◆ Provided information
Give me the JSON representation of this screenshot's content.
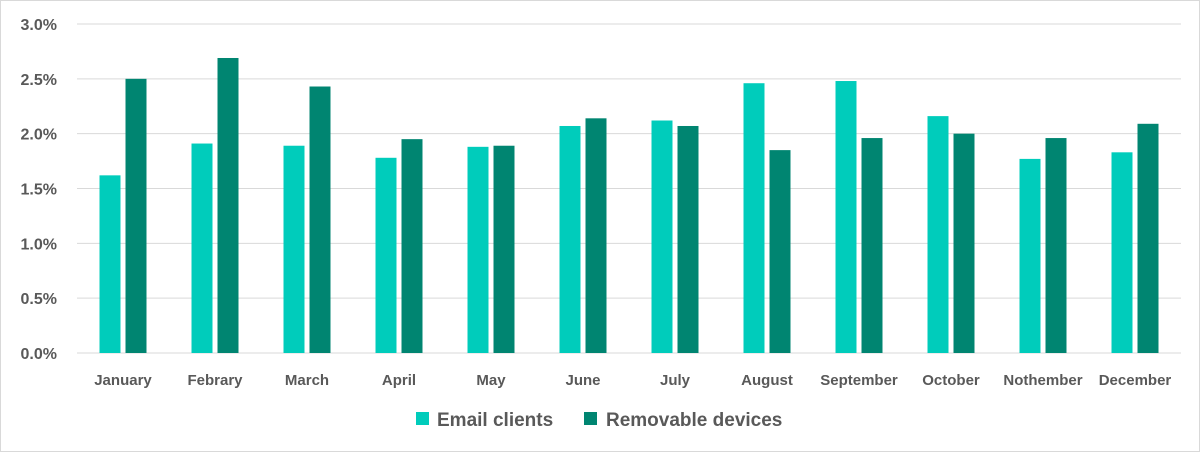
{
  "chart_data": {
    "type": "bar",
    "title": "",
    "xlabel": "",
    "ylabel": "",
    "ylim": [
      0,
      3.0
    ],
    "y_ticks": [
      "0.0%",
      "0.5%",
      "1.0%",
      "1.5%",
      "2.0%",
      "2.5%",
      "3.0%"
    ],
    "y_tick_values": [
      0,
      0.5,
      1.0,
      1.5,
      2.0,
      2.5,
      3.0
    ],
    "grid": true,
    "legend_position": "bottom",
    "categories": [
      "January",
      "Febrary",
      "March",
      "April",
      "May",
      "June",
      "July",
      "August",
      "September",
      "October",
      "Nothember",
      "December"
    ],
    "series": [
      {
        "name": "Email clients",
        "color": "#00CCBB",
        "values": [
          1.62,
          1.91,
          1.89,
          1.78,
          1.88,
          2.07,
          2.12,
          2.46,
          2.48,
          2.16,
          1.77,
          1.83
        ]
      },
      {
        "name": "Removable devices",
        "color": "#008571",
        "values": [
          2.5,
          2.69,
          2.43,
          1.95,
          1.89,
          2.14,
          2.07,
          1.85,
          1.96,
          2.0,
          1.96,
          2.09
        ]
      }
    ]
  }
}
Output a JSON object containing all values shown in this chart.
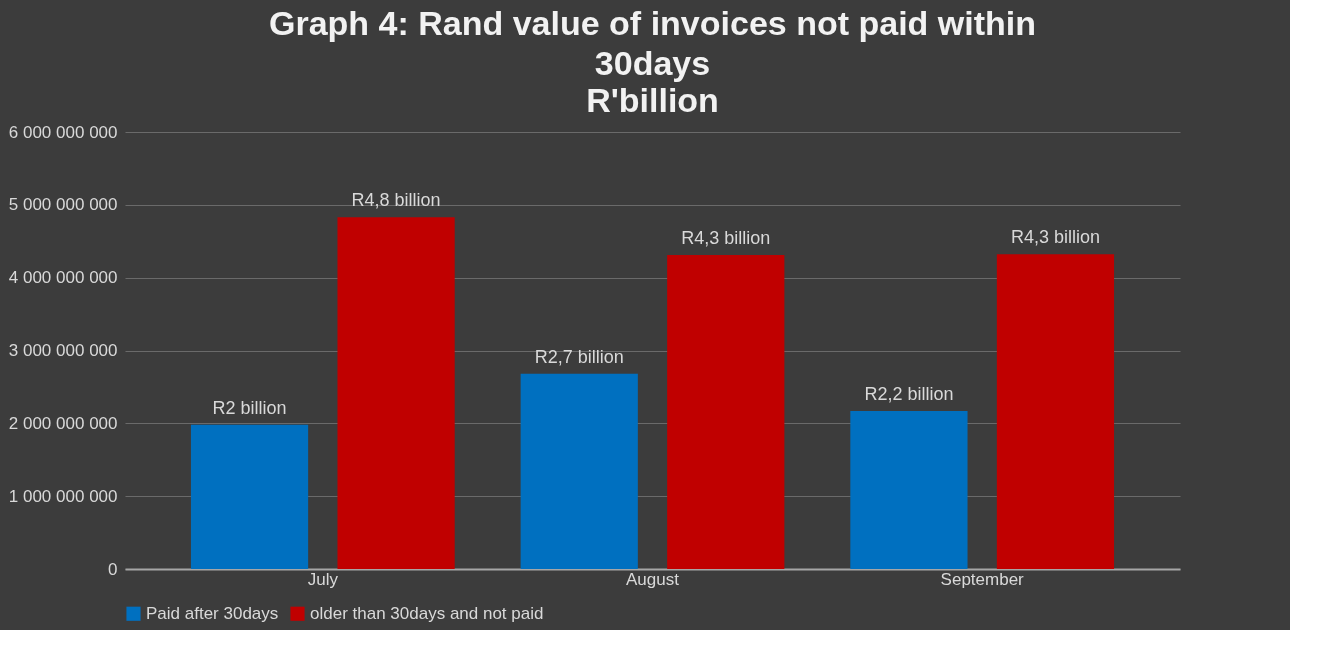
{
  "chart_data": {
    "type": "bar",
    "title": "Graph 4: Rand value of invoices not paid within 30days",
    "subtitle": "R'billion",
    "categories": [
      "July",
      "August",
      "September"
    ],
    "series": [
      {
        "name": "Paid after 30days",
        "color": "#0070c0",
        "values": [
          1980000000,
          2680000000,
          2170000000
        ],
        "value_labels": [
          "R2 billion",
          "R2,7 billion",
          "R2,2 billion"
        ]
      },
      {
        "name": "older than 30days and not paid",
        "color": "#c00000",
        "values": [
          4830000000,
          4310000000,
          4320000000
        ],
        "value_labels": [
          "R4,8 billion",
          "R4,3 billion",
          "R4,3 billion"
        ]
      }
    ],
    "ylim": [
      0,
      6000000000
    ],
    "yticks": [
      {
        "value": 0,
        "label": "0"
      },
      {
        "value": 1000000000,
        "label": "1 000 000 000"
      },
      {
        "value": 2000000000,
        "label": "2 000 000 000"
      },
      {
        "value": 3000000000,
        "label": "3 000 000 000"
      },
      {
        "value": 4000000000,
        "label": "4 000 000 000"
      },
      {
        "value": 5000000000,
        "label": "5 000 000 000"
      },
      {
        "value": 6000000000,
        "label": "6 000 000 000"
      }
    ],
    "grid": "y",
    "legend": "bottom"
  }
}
---
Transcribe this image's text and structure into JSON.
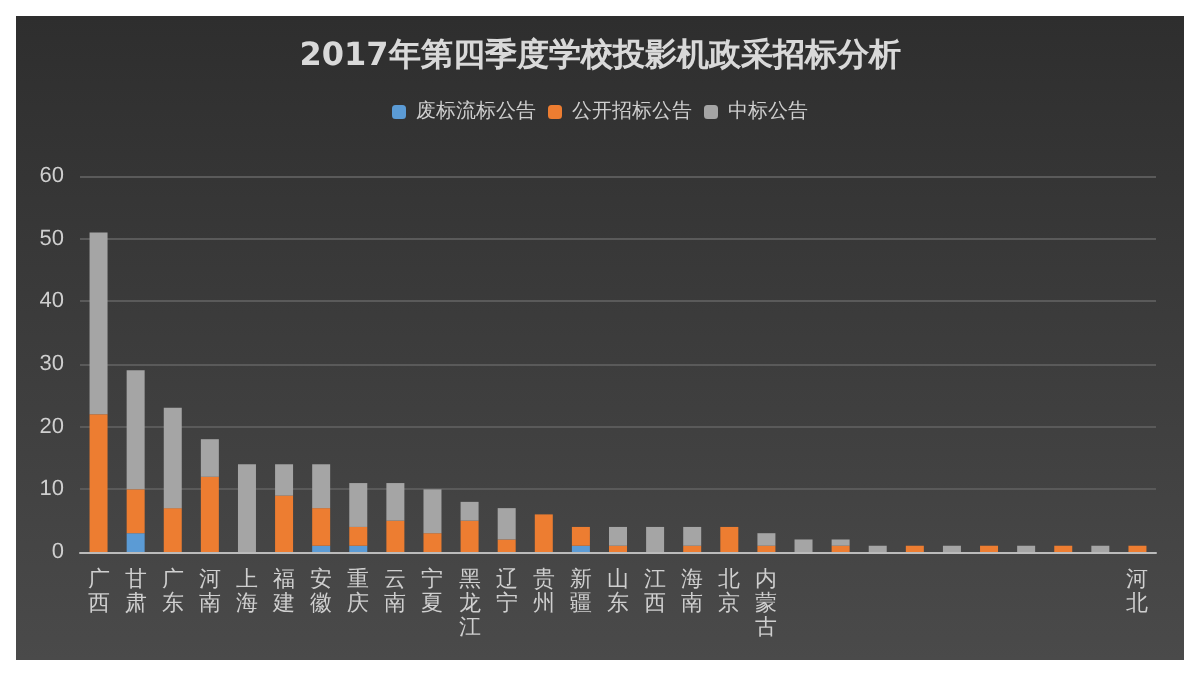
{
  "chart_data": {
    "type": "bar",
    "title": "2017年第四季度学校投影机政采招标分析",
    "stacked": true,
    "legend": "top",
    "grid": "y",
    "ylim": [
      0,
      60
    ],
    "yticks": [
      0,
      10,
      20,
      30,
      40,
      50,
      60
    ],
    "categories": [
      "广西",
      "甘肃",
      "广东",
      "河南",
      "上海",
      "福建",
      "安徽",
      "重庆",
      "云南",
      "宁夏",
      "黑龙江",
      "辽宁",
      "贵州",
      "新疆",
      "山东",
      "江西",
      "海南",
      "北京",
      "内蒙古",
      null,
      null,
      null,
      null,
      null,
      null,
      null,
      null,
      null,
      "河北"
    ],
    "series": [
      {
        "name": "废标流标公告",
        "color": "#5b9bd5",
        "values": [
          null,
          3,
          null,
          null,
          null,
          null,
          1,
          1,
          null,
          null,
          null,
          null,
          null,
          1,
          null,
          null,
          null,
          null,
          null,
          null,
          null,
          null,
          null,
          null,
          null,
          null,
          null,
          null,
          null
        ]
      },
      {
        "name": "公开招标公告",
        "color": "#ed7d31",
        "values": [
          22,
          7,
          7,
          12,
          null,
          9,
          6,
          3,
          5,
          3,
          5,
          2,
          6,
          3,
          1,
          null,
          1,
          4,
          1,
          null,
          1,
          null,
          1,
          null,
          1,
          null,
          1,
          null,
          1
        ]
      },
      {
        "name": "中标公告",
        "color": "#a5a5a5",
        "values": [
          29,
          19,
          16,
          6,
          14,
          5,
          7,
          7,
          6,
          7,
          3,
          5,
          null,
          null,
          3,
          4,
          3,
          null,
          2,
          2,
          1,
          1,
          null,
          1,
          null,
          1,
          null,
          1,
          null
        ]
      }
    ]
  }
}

◆ Objective
Extract all lines of the records above that include "JSON".

◆ Problem solution
Give me the JSON representation of this screenshot's content.
Output a JSON object containing all values shown in this chart.
Transcribe this image's text and structure into JSON.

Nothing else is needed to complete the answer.